>> START Exercise material
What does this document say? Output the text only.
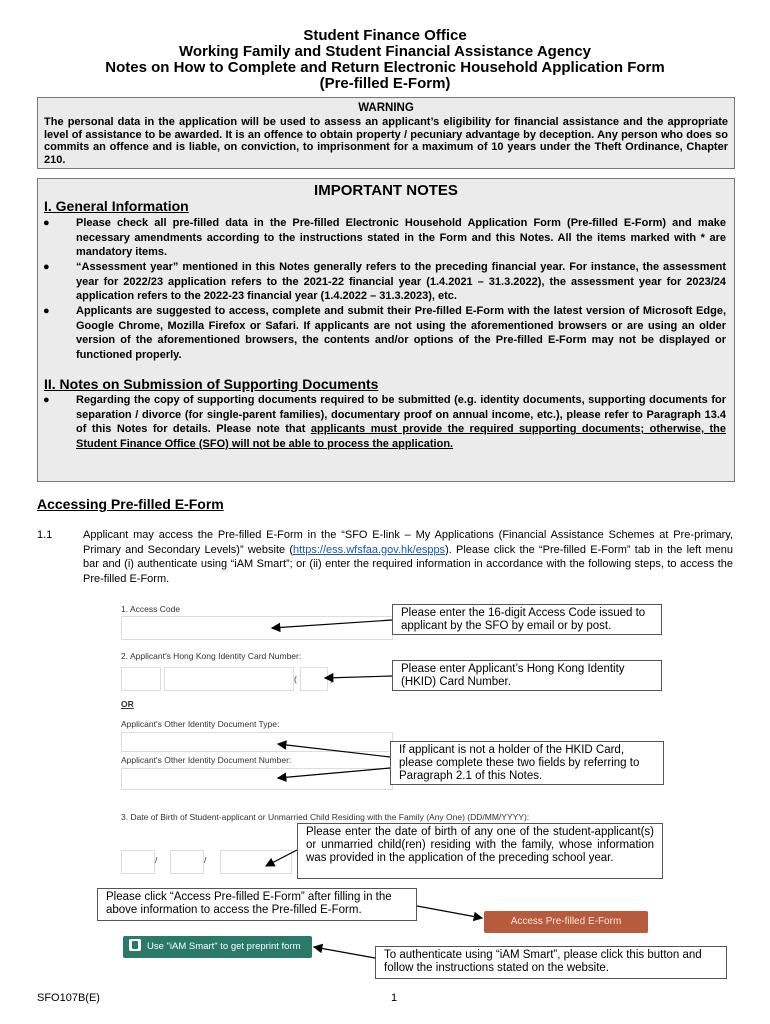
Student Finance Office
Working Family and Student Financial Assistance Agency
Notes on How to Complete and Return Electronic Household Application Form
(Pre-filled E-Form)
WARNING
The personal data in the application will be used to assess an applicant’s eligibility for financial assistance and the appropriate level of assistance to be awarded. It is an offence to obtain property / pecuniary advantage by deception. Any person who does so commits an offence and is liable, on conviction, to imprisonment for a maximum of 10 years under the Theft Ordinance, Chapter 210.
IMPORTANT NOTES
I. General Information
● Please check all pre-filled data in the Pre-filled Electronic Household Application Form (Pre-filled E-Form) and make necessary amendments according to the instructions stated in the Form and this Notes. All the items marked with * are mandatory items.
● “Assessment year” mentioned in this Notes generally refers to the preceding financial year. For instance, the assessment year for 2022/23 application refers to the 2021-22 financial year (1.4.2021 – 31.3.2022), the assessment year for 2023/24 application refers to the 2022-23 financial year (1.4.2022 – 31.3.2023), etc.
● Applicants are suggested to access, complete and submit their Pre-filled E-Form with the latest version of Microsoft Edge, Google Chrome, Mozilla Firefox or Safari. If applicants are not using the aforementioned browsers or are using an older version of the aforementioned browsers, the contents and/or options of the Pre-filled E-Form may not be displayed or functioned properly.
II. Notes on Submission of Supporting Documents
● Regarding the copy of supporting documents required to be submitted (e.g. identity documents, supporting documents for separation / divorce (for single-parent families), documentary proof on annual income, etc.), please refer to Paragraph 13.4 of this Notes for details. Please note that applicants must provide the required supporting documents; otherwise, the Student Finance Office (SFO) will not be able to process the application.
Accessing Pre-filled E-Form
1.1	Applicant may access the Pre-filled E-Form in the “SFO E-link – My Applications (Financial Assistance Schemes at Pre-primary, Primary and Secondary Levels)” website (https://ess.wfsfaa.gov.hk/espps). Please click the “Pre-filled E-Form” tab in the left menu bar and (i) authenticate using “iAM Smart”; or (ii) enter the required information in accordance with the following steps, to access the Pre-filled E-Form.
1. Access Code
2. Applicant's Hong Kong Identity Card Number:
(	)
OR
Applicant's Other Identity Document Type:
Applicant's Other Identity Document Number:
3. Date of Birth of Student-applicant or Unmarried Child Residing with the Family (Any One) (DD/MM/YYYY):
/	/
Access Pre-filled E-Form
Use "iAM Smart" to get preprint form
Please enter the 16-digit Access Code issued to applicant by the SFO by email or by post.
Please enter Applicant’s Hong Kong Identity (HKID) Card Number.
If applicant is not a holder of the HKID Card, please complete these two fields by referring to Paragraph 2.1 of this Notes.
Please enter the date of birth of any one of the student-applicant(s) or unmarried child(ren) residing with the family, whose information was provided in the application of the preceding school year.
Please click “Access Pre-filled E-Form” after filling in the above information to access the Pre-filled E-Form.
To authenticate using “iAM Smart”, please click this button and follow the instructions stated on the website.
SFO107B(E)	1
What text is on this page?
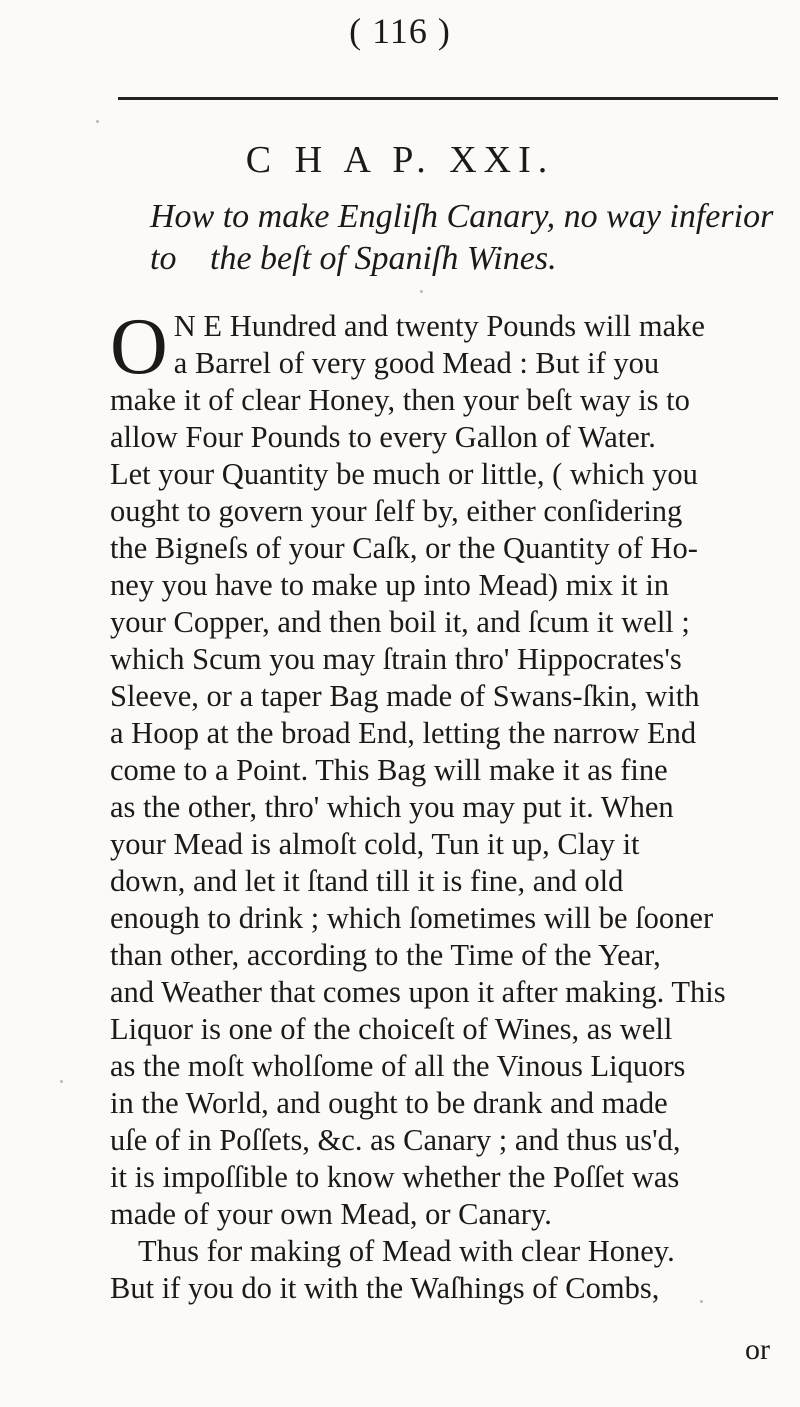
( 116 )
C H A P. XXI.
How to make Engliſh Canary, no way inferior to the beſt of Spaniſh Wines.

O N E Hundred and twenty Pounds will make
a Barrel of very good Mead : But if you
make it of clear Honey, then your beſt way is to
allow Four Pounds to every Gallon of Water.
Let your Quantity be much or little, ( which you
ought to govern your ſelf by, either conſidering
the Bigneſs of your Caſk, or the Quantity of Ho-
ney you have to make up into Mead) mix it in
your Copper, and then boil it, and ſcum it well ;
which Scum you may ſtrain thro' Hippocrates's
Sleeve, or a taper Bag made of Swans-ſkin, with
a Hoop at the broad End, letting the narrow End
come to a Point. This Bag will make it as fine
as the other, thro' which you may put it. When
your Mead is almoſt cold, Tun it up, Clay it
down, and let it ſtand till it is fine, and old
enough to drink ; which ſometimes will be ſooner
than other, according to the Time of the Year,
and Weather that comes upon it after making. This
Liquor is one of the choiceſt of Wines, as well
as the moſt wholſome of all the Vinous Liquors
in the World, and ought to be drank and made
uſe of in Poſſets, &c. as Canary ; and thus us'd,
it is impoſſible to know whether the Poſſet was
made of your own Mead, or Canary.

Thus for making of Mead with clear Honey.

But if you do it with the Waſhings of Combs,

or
>> END Exercise material
>> START Exercise material
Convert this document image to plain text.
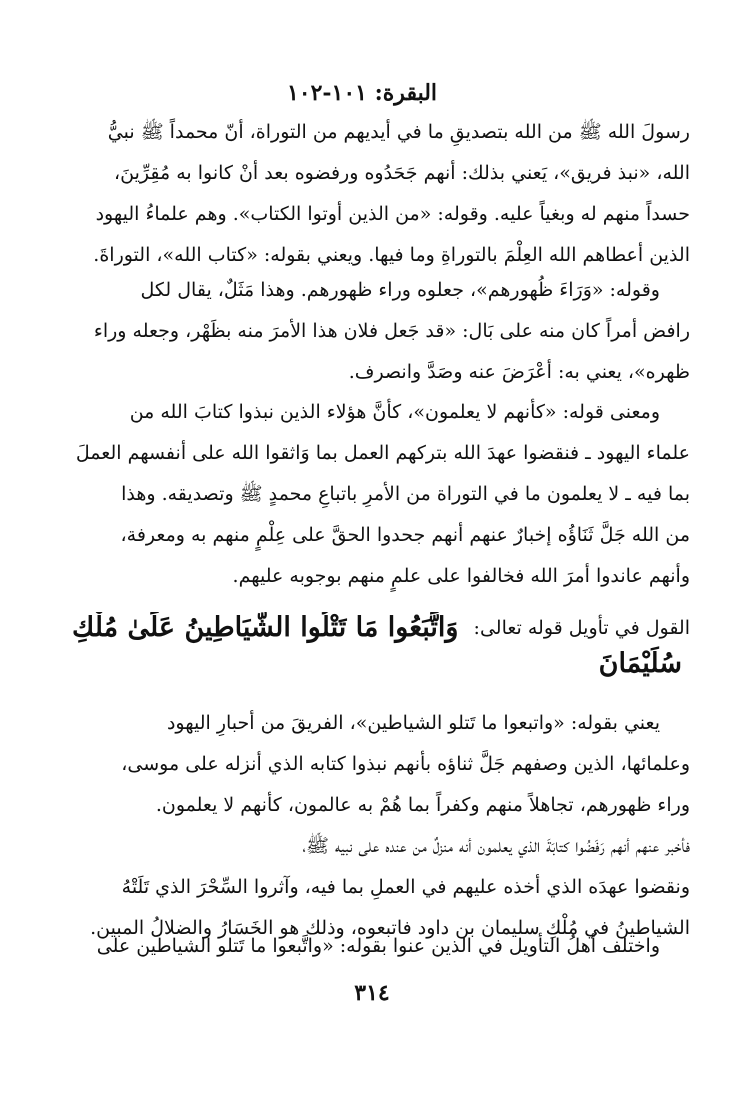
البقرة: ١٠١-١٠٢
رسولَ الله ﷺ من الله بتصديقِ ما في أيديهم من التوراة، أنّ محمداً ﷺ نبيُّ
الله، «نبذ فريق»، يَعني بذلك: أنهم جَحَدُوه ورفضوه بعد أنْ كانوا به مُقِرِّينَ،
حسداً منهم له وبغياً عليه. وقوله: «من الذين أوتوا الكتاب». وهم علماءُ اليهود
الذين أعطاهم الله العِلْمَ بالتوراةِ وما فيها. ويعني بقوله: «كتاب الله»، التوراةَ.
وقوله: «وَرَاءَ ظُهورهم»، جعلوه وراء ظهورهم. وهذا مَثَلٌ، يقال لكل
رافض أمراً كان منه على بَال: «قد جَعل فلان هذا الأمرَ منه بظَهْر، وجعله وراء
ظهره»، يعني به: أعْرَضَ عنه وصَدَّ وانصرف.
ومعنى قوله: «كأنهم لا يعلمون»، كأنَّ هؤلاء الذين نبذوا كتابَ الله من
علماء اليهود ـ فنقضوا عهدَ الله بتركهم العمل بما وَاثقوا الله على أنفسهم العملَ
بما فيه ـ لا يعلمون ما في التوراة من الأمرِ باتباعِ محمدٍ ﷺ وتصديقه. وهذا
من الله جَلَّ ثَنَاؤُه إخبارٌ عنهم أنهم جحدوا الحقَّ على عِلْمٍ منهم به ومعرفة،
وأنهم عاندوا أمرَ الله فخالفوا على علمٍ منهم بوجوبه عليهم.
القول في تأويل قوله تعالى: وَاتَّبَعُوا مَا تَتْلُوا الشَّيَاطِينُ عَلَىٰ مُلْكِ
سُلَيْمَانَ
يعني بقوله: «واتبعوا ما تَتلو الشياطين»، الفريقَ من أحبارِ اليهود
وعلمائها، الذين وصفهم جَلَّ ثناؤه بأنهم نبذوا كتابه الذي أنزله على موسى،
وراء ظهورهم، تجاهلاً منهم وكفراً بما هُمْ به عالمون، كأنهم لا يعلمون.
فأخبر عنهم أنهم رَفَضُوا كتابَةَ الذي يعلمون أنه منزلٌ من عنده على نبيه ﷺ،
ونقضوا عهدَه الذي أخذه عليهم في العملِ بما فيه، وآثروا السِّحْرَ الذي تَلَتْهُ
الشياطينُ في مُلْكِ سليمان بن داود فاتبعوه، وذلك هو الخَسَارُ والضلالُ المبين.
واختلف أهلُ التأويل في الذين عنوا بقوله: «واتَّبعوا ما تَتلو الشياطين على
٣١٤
>> END Exercise material
>> START Exercise material
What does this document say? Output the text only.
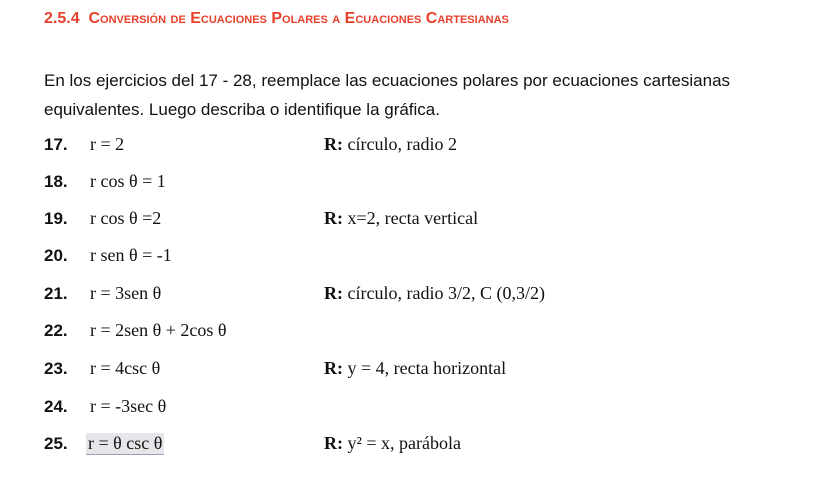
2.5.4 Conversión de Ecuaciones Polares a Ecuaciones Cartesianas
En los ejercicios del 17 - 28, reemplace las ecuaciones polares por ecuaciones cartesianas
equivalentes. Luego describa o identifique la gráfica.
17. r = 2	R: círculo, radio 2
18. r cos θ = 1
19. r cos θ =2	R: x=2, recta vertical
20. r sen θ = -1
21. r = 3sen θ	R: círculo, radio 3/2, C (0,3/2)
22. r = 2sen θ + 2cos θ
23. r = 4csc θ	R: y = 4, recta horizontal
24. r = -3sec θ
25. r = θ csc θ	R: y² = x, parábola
>> END Exercise material
Within the listing above, work out how many lines contain the string "كأنهم", and reply with that number only.

◆ Response to this exercise
2